-- START Data lines --

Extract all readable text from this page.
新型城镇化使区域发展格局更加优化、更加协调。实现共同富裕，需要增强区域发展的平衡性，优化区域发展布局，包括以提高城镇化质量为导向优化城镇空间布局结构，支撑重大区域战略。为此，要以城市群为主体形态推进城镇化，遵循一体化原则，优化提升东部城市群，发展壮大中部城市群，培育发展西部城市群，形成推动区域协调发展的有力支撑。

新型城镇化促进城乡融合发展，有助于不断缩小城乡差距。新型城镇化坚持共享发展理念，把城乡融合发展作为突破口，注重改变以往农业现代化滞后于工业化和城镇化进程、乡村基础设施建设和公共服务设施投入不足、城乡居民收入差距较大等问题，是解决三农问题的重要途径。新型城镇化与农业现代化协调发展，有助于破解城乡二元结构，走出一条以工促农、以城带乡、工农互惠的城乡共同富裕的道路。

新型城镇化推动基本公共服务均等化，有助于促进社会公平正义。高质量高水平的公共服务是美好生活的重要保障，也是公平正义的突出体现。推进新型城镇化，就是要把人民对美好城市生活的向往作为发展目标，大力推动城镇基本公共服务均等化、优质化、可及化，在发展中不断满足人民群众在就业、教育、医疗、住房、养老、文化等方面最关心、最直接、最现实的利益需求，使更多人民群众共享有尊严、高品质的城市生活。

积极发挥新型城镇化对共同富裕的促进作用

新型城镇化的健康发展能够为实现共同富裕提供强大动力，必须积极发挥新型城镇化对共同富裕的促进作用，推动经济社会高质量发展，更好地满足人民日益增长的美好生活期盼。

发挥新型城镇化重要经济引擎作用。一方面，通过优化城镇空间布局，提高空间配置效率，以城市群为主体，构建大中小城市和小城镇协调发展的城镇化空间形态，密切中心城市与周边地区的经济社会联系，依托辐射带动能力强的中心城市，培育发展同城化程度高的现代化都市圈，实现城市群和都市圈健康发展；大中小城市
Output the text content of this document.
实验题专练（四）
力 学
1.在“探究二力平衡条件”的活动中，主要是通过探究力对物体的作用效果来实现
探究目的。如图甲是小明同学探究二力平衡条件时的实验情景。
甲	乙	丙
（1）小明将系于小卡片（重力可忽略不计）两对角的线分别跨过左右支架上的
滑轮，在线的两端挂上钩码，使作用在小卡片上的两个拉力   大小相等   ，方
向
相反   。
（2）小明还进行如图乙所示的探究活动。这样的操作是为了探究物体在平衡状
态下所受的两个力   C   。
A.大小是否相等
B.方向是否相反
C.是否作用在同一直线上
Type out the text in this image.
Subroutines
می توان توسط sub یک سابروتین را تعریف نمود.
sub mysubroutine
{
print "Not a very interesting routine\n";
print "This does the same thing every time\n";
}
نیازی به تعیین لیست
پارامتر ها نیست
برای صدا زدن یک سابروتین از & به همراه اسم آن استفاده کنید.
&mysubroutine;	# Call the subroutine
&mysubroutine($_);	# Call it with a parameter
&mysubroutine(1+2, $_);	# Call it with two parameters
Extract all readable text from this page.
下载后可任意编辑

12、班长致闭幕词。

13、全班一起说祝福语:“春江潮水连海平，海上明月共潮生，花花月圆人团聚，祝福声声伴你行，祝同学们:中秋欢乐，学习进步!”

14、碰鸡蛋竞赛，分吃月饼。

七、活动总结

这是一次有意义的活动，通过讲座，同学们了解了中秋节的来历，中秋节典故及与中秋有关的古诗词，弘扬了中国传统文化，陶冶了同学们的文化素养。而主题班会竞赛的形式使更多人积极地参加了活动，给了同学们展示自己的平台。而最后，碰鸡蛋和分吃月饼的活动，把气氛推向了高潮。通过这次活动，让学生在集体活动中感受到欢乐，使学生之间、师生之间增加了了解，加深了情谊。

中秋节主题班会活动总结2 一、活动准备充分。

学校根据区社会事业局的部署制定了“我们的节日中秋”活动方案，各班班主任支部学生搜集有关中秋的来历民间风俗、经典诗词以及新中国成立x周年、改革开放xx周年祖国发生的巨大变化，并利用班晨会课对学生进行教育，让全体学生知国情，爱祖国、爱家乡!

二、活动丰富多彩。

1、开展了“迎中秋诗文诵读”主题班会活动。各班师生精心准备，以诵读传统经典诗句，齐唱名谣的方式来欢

-- END Data lines --

What is being asked: Read the data above and pull out each line that holds the string "print".

Finished task:
print "Not a very interesting routine\n";
print "This does the same thing every time\n";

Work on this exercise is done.